OBJECTIVE –
Images are not part of the copy; write out the rest of the data exactly as given.

RECORDS FOR THE TASK –
'''

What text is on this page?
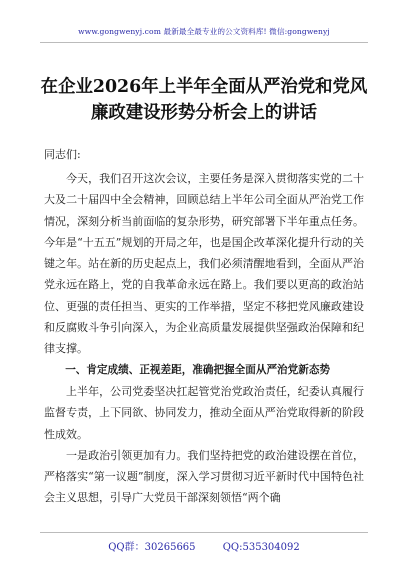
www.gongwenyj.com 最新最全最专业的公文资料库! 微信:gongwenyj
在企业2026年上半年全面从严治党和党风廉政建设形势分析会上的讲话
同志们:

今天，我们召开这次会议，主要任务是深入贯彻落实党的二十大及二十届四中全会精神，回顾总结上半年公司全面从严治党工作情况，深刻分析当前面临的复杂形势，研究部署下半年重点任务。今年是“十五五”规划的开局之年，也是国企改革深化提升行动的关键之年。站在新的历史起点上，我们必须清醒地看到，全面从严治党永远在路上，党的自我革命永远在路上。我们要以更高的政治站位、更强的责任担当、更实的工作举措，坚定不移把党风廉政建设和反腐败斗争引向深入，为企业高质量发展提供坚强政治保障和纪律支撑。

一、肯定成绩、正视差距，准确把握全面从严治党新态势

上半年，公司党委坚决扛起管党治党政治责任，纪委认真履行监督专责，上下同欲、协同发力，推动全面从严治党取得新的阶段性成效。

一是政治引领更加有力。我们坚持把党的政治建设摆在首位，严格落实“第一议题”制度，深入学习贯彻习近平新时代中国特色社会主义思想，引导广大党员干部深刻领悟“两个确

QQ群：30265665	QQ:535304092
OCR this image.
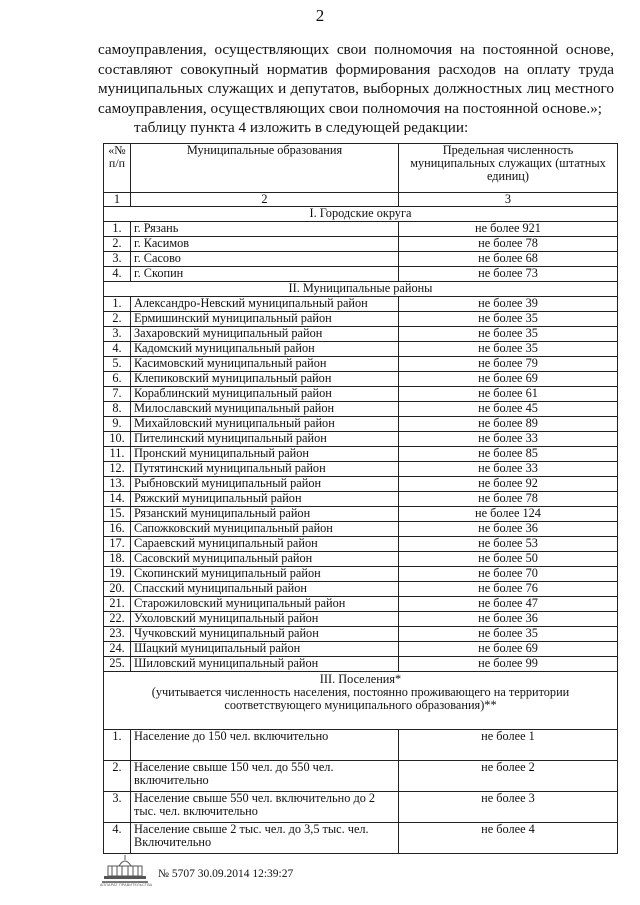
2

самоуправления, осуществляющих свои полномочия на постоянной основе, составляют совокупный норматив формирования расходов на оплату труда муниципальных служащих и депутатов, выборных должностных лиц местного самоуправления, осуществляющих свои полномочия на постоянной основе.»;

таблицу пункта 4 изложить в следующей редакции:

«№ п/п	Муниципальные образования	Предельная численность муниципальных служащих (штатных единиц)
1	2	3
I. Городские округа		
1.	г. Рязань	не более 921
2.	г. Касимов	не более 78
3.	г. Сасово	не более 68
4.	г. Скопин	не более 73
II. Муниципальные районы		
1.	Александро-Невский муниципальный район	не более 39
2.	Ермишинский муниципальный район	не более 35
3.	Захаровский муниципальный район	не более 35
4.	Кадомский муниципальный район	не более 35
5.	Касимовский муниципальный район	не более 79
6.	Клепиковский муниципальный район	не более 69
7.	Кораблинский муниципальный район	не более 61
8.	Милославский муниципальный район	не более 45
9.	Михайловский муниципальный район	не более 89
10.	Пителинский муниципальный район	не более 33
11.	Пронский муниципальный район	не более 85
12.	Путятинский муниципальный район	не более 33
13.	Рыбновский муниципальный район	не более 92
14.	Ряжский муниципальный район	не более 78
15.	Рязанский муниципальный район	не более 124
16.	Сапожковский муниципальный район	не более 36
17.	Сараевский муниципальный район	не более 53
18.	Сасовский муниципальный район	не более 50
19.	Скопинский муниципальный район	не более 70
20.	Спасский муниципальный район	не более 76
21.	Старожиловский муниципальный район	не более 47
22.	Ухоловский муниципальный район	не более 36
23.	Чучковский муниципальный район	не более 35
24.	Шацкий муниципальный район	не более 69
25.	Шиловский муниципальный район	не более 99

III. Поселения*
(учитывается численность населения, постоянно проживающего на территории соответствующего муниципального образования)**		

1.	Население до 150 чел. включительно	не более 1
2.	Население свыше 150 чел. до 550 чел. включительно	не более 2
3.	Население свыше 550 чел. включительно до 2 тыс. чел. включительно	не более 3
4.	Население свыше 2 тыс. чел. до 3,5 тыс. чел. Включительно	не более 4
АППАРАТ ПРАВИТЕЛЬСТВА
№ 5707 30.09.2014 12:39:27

'''

ANSWER BELOW –
What text is on this page?
www.gongwenyj.com 最新最全最专业的公文资料库! 微信:gongwenyj
在企业2026年上半年全面从严治党和党风廉政建设形势分析会上的讲话
同志们:

今天，我们召开这次会议，主要任务是深入贯彻落实党的二十大及二十届四中全会精神，回顾总结上半年公司全面从严治党工作情况，深刻分析当前面临的复杂形势，研究部署下半年重点任务。今年是“十五五”规划的开局之年，也是国企改革深化提升行动的关键之年。站在新的历史起点上，我们必须清醒地看到，全面从严治党永远在路上，党的自我革命永远在路上。我们要以更高的政治站位、更强的责任担当、更实的工作举措，坚定不移把党风廉政建设和反腐败斗争引向深入，为企业高质量发展提供坚强政治保障和纪律支撑。

一、肯定成绩、正视差距，准确把握全面从严治党新态势

上半年，公司党委坚决扛起管党治党政治责任，纪委认真履行监督专责，上下同欲、协同发力，推动全面从严治党取得新的阶段性成效。

一是政治引领更加有力。我们坚持把党的政治建设摆在首位，严格落实“第一议题”制度，深入学习贯彻习近平新时代中国特色社会主义思想，引导广大党员干部深刻领悟“两个确

QQ群：30265665	QQ:535304092
OCR this image.
2

самоуправления, осуществляющих свои полномочия на постоянной основе, составляют совокупный норматив формирования расходов на оплату труда муниципальных служащих и депутатов, выборных должностных лиц местного самоуправления, осуществляющих свои полномочия на постоянной основе.»;

таблицу пункта 4 изложить в следующей редакции:

«№ п/п	Муниципальные образования	Предельная численность муниципальных служащих (штатных единиц)
1	2	3
I. Городские округа		
1.	г. Рязань	не более 921
2.	г. Касимов	не более 78
3.	г. Сасово	не более 68
4.	г. Скопин	не более 73
II. Муниципальные районы		
1.	Александро-Невский муниципальный район	не более 39
2.	Ермишинский муниципальный район	не более 35
3.	Захаровский муниципальный район	не более 35
4.	Кадомский муниципальный район	не более 35
5.	Касимовский муниципальный район	не более 79
6.	Клепиковский муниципальный район	не более 69
7.	Кораблинский муниципальный район	не более 61
8.	Милославский муниципальный район	не более 45
9.	Михайловский муниципальный район	не более 89
10.	Пителинский муниципальный район	не более 33
11.	Пронский муниципальный район	не более 85
12.	Путятинский муниципальный район	не более 33
13.	Рыбновский муниципальный район	не более 92
14.	Ряжский муниципальный район	не более 78
15.	Рязанский муниципальный район	не более 124
16.	Сапожковский муниципальный район	не более 36
17.	Сараевский муниципальный район	не более 53
18.	Сасовский муниципальный район	не более 50
19.	Скопинский муниципальный район	не более 70
20.	Спасский муниципальный район	не более 76
21.	Старожиловский муниципальный район	не более 47
22.	Ухоловский муниципальный район	не более 36
23.	Чучковский муниципальный район	не более 35
24.	Шацкий муниципальный район	не более 69
25.	Шиловский муниципальный район	не более 99

III. Поселения*
(учитывается численность населения, постоянно проживающего на территории соответствующего муниципального образования)**		

1.	Население до 150 чел. включительно	не более 1
2.	Население свыше 150 чел. до 550 чел. включительно	не более 2
3.	Население свыше 550 чел. включительно до 2 тыс. чел. включительно	не более 3
4.	Население свыше 2 тыс. чел. до 3,5 тыс. чел. Включительно	не более 4
АППАРАТ ПРАВИТЕЛЬСТВА
№ 5707 30.09.2014 12:39:27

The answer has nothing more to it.